# YOUR TASK
Identify the lines that contain the word "values", then copy them.

# EXTRACTED INFORMATION
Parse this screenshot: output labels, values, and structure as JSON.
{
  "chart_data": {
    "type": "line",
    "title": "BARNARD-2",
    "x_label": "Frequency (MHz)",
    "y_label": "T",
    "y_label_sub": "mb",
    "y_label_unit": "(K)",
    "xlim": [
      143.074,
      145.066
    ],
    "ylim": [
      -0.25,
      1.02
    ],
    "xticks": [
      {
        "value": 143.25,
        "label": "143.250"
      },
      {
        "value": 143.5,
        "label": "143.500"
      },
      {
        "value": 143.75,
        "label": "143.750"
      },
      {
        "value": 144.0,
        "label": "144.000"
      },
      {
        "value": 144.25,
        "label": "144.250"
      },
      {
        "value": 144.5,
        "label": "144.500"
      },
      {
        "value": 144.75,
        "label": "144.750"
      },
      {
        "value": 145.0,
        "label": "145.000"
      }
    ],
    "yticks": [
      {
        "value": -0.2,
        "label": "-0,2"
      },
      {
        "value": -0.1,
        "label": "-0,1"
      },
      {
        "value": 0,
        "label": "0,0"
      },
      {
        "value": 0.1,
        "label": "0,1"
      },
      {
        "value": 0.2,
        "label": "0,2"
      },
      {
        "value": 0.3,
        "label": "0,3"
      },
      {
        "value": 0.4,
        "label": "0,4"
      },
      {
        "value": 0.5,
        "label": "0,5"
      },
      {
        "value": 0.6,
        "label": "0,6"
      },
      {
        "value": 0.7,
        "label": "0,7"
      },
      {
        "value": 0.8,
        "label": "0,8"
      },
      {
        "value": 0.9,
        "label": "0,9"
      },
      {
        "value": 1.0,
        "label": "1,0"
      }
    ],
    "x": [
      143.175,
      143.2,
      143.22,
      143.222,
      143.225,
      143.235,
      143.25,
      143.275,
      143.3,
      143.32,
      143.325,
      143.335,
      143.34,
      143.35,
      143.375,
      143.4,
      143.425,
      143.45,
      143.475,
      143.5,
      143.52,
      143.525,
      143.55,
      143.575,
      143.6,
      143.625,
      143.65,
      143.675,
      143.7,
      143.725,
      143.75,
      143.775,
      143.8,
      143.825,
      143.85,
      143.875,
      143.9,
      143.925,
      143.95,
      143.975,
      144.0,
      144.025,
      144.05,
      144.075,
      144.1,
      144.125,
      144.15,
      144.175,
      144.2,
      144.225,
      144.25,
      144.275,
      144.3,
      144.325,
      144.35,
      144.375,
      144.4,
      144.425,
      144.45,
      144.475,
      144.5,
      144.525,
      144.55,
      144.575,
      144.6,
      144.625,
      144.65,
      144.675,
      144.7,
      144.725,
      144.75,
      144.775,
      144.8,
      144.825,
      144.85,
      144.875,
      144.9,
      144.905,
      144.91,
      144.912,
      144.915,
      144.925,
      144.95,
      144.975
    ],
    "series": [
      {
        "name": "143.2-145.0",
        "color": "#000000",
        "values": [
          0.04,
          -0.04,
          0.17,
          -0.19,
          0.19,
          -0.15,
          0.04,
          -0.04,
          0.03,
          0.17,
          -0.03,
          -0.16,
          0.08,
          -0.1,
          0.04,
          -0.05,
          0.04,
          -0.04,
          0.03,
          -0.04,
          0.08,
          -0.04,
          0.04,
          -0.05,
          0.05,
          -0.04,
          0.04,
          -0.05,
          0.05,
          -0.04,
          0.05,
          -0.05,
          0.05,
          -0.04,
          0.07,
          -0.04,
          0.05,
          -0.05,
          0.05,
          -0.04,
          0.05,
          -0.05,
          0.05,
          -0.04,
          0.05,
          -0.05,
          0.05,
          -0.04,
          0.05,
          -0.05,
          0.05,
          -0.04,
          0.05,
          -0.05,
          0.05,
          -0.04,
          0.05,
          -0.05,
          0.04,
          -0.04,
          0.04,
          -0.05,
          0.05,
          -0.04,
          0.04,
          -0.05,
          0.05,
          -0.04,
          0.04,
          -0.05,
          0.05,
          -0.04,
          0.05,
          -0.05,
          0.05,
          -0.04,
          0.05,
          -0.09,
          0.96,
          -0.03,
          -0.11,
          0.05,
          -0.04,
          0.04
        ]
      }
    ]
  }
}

# FULL SOLUTION
Parse this screenshot: output labels, values, and structure as JSON.
        "values": [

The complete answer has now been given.